**What to produce**
Set down the records once more, please, exactly and with the pictures left out.

**Material provided**
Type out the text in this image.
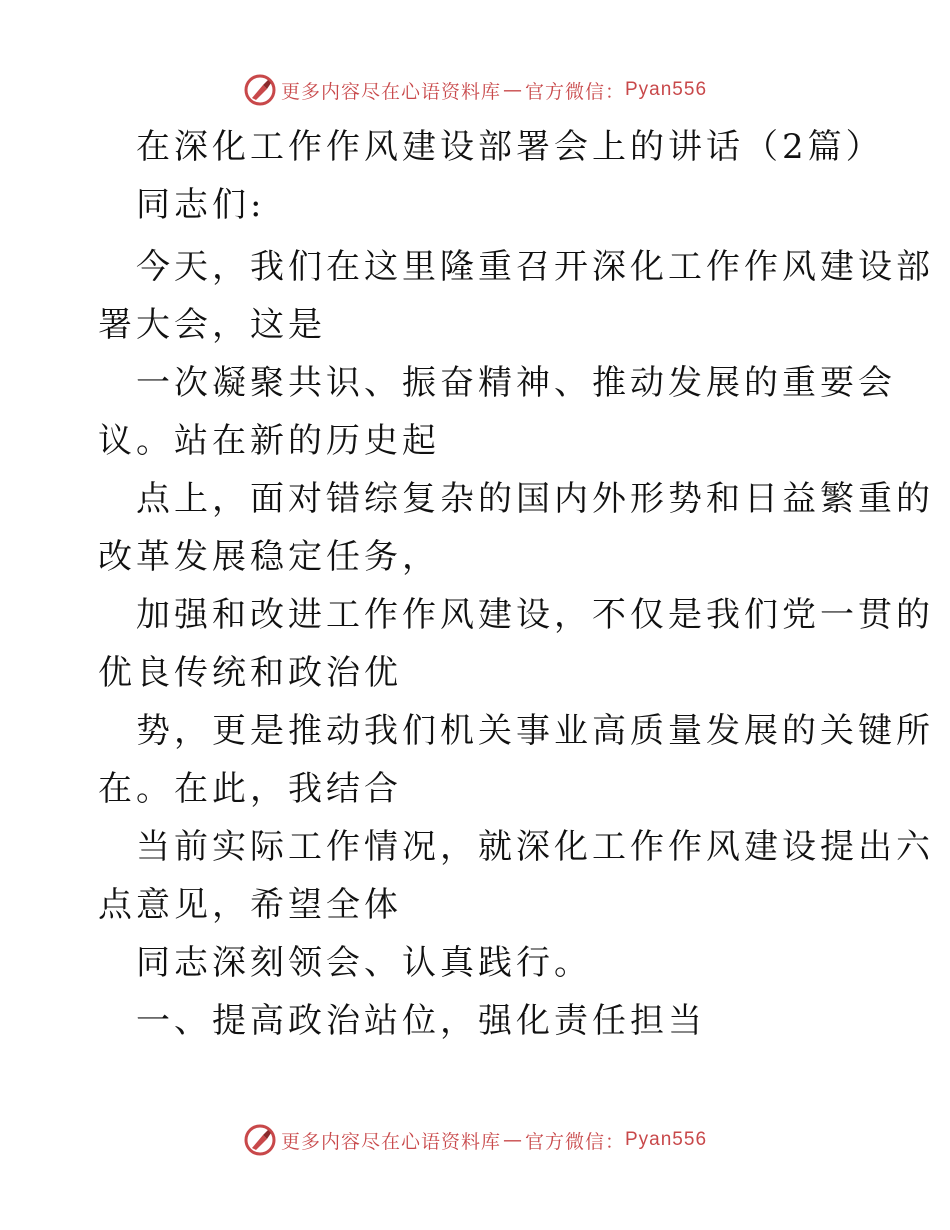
更多内容尽在心语资料库 — 官方微信： Pyan556
在深化工作作风建设部署会上的讲话（2篇）
同志们:
今天，我们在这里隆重召开深化工作作风建设部
署大会，这是
一次凝聚共识、振奋精神、推动发展的重要会
议。站在新的历史起
点上，面对错综复杂的国内外形势和日益繁重的
改革发展稳定任务，
加强和改进工作作风建设，不仅是我们党一贯的
优良传统和政治优
势，更是推动我们机关事业高质量发展的关键所
在。在此，我结合
当前实际工作情况，就深化工作作风建设提出六
点意见，希望全体
同志深刻领会、认真践行。
一、提高政治站位，强化责任担当
更多内容尽在心语资料库 — 官方微信： Pyan556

**Answer to this exercise**
Type out the text in this image.
更多内容尽在心语资料库 — 官方微信： Pyan556
在深化工作作风建设部署会上的讲话（2篇）
同志们:
今天，我们在这里隆重召开深化工作作风建设部
署大会，这是
一次凝聚共识、振奋精神、推动发展的重要会
议。站在新的历史起
点上，面对错综复杂的国内外形势和日益繁重的
改革发展稳定任务，
加强和改进工作作风建设，不仅是我们党一贯的
优良传统和政治优
势，更是推动我们机关事业高质量发展的关键所
在。在此，我结合
当前实际工作情况，就深化工作作风建设提出六
点意见，希望全体
同志深刻领会、认真践行。
一、提高政治站位，强化责任担当
更多内容尽在心语资料库 — 官方微信： Pyan556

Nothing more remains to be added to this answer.